• **Request**: Every line holding the string "Generate" should be gathered.

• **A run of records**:
####################
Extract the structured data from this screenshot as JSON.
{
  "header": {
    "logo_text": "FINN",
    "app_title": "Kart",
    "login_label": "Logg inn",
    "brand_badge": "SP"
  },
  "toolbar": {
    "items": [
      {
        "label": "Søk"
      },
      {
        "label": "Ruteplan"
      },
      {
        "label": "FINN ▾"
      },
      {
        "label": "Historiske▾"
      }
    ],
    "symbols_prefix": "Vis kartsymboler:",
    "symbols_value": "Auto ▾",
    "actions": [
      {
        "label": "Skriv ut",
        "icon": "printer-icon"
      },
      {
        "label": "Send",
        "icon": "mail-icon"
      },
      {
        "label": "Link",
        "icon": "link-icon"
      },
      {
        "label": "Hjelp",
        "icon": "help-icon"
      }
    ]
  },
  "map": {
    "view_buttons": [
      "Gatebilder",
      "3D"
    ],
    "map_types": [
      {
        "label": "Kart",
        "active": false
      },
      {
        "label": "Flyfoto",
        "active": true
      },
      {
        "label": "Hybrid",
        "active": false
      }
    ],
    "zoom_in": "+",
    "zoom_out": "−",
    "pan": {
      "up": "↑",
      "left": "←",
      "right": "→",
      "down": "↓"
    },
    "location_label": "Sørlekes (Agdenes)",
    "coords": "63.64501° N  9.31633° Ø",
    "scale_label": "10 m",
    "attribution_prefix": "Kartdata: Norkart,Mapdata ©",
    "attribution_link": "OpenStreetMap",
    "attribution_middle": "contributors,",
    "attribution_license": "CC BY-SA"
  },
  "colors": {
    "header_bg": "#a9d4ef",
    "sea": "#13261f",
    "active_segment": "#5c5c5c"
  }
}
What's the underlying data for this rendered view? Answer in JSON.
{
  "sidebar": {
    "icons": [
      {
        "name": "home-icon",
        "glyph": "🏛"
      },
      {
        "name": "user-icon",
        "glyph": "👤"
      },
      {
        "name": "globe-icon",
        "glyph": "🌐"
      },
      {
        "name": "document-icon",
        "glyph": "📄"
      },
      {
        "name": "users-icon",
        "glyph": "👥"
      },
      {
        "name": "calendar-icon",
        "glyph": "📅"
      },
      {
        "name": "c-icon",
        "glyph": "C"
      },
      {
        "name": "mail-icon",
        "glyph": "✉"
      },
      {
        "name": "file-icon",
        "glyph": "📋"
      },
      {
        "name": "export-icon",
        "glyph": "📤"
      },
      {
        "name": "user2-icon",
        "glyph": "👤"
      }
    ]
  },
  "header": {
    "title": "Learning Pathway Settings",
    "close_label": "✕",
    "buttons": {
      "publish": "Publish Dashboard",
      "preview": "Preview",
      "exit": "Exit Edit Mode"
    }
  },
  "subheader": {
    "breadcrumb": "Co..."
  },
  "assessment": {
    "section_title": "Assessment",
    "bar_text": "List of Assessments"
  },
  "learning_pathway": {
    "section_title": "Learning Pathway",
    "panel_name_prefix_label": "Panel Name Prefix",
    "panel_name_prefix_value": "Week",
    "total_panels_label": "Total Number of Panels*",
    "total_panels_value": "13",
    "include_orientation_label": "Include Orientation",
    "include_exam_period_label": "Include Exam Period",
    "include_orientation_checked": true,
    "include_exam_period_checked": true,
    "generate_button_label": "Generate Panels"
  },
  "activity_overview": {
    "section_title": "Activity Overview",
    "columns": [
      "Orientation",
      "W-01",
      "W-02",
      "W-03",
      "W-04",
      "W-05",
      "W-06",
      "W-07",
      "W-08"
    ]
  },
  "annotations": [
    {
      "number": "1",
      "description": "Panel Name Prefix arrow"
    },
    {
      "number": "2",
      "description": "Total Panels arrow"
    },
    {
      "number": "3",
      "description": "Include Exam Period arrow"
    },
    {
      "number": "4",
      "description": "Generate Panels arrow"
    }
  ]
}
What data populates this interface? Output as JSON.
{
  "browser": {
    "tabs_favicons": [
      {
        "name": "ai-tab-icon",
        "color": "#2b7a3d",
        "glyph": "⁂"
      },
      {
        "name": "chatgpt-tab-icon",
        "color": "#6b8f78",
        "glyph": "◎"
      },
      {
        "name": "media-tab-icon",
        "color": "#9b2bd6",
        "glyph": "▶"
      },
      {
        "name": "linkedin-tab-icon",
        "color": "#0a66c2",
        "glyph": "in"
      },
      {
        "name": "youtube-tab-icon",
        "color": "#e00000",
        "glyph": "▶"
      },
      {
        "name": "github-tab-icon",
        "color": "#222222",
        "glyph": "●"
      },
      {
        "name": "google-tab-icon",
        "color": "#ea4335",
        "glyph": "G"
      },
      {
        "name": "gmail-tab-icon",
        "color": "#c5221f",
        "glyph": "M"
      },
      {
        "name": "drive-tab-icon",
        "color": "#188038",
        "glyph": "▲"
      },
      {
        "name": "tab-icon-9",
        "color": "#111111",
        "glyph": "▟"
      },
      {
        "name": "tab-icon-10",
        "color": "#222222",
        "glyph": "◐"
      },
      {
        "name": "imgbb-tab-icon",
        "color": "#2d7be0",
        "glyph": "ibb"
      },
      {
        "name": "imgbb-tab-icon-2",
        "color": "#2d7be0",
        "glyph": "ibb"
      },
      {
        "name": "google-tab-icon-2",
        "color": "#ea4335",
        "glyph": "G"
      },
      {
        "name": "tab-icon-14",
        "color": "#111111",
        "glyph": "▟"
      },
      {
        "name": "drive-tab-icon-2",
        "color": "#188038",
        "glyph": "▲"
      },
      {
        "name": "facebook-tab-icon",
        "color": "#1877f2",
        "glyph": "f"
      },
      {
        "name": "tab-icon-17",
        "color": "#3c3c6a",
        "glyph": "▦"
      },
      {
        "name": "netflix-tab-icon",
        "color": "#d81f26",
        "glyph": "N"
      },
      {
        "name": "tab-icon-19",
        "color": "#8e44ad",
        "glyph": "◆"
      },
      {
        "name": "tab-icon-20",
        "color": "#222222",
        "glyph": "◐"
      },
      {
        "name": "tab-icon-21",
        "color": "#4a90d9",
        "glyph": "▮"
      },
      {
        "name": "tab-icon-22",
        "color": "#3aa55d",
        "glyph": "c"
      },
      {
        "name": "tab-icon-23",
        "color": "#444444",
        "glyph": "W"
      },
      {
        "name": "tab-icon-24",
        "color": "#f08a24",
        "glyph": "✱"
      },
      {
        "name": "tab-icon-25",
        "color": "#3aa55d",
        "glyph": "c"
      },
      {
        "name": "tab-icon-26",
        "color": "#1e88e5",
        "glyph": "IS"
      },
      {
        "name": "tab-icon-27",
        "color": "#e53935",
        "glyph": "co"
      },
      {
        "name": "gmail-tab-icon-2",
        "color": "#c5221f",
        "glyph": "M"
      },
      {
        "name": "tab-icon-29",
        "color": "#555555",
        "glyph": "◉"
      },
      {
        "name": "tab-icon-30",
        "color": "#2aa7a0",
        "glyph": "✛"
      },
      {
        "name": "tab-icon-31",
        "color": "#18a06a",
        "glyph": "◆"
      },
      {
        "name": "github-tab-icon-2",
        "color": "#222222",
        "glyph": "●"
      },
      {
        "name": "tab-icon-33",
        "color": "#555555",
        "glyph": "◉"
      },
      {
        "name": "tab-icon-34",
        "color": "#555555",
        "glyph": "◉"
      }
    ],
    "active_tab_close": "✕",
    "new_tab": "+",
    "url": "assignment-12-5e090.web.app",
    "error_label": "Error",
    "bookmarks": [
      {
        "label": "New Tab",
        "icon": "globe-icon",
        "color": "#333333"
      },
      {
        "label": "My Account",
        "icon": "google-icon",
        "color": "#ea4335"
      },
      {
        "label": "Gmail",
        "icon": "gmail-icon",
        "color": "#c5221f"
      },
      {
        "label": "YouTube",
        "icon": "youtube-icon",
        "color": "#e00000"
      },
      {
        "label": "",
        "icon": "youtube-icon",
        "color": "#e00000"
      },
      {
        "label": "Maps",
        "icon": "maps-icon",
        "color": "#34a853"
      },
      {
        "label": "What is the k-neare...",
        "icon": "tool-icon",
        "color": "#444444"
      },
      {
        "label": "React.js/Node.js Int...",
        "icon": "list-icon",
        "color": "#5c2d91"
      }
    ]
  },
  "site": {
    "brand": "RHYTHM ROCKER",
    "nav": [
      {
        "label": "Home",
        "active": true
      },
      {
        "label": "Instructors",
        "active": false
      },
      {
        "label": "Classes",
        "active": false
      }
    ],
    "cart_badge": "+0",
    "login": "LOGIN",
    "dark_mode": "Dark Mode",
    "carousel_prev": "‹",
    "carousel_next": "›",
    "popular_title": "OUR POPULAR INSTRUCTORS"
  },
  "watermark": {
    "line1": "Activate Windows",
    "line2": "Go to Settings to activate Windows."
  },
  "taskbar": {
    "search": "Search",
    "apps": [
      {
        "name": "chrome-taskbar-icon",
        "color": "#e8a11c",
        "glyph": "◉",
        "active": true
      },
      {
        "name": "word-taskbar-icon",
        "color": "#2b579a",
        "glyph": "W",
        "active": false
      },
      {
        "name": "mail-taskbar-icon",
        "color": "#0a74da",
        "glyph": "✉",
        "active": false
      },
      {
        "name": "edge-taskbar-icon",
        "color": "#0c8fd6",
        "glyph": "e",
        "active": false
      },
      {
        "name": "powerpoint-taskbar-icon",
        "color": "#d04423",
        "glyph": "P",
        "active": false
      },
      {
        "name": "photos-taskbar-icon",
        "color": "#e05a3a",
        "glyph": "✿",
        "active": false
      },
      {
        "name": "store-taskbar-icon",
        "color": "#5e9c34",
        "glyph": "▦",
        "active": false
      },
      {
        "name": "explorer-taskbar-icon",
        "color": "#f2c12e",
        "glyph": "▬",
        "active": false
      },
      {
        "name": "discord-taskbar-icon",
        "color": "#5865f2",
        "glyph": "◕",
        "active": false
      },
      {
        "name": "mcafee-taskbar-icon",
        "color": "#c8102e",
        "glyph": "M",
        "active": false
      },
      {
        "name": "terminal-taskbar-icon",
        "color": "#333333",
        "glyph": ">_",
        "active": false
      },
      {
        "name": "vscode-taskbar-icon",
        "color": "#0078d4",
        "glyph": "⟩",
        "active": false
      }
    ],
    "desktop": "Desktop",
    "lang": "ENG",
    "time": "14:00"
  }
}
####################
• **Answer to this exercise**:
    "generate_button_label": "Generate Panels"
      "description": "Generate Panels arrow"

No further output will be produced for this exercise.